# Job
Take the material below and retype it in full; pictures are left out.

# Excerpted records

┄┄┄┄┄┄┄┄┄┄┄┄┄┄┄┄┄┄┄┄

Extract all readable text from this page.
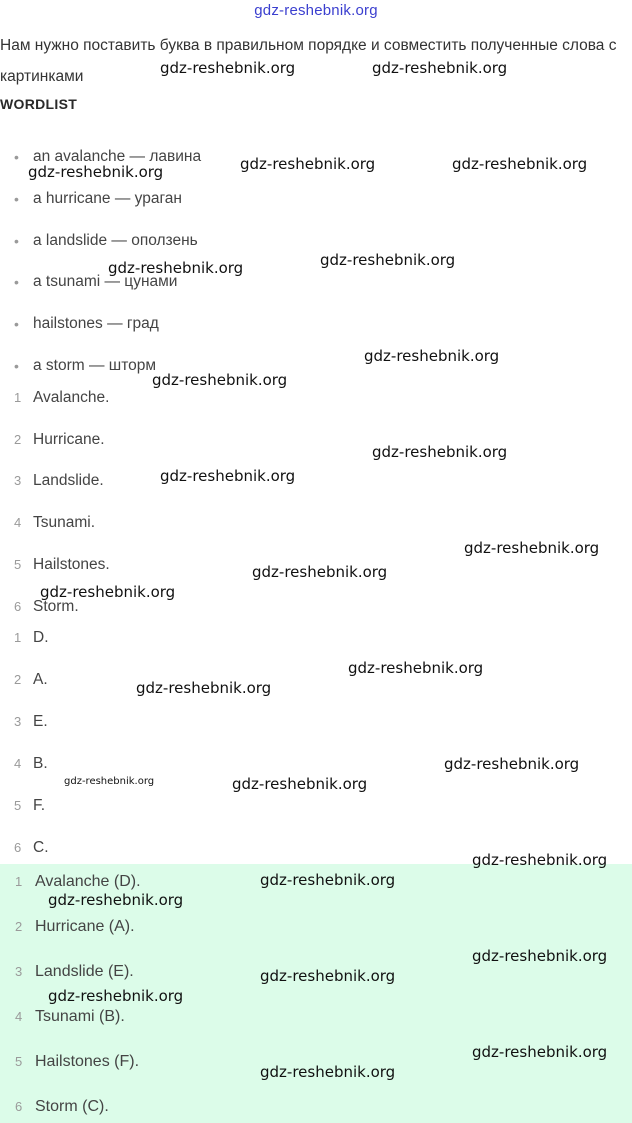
gdz-reshebnik.org
Нам нужно поставить буква в правильном порядке и совместить полученные слова с картинками
WORDLIST
• an avalanche — лавина
• a hurricane — ураган
• a landslide — оползень
• a tsunami — цунами
• hailstones — град
• a storm — шторм
1 Avalanche.
2 Hurricane.
3 Landslide.
4 Tsunami.
5 Hailstones.
6 Storm.
1 D.
2 A.
3 E.
4 B.
5 F.
6 C.
1 Avalanche (D).
2 Hurricane (A).
3 Landslide (E).
4 Tsunami (B).
5 Hailstones (F).
6 Storm (C).
gdz-reshebnik.org	gdz-reshebnik.org
gdz-reshebnik.org	gdz-reshebnik.org	gdz-reshebnik.org
gdz-reshebnik.org	gdz-reshebnik.org
gdz-reshebnik.org
gdz-reshebnik.org
gdz-reshebnik.org
gdz-reshebnik.org
gdz-reshebnik.org
gdz-reshebnik.org
gdz-reshebnik.org
gdz-reshebnik.org
gdz-reshebnik.org
gdz-reshebnik.org
gdz-reshebnik.org	gdz-reshebnik.org
gdz-reshebnik.org
gdz-reshebnik.org
gdz-reshebnik.org
gdz-reshebnik.org
gdz-reshebnik.org
gdz-reshebnik.org
gdz-reshebnik.org
gdz-reshebnik.org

┄┄┄┄┄┄┄┄┄┄┄┄┄┄┄┄┄┄┄┄

# Output for this exercise
Extract all readable text from this page.
gdz-reshebnik.org
Нам нужно поставить буква в правильном порядке и совместить полученные слова с картинками
WORDLIST
• an avalanche — лавина
• a hurricane — ураган
• a landslide — оползень
• a tsunami — цунами
• hailstones — град
• a storm — шторм
1 Avalanche.
2 Hurricane.
3 Landslide.
4 Tsunami.
5 Hailstones.
6 Storm.
1 D.
2 A.
3 E.
4 B.
5 F.
6 C.
1 Avalanche (D).
2 Hurricane (A).
3 Landslide (E).
4 Tsunami (B).
5 Hailstones (F).
6 Storm (C).
gdz-reshebnik.org	gdz-reshebnik.org
gdz-reshebnik.org	gdz-reshebnik.org	gdz-reshebnik.org
gdz-reshebnik.org	gdz-reshebnik.org
gdz-reshebnik.org
gdz-reshebnik.org
gdz-reshebnik.org
gdz-reshebnik.org
gdz-reshebnik.org
gdz-reshebnik.org
gdz-reshebnik.org
gdz-reshebnik.org
gdz-reshebnik.org
gdz-reshebnik.org
gdz-reshebnik.org	gdz-reshebnik.org
gdz-reshebnik.org
gdz-reshebnik.org
gdz-reshebnik.org
gdz-reshebnik.org
gdz-reshebnik.org
gdz-reshebnik.org
gdz-reshebnik.org
gdz-reshebnik.org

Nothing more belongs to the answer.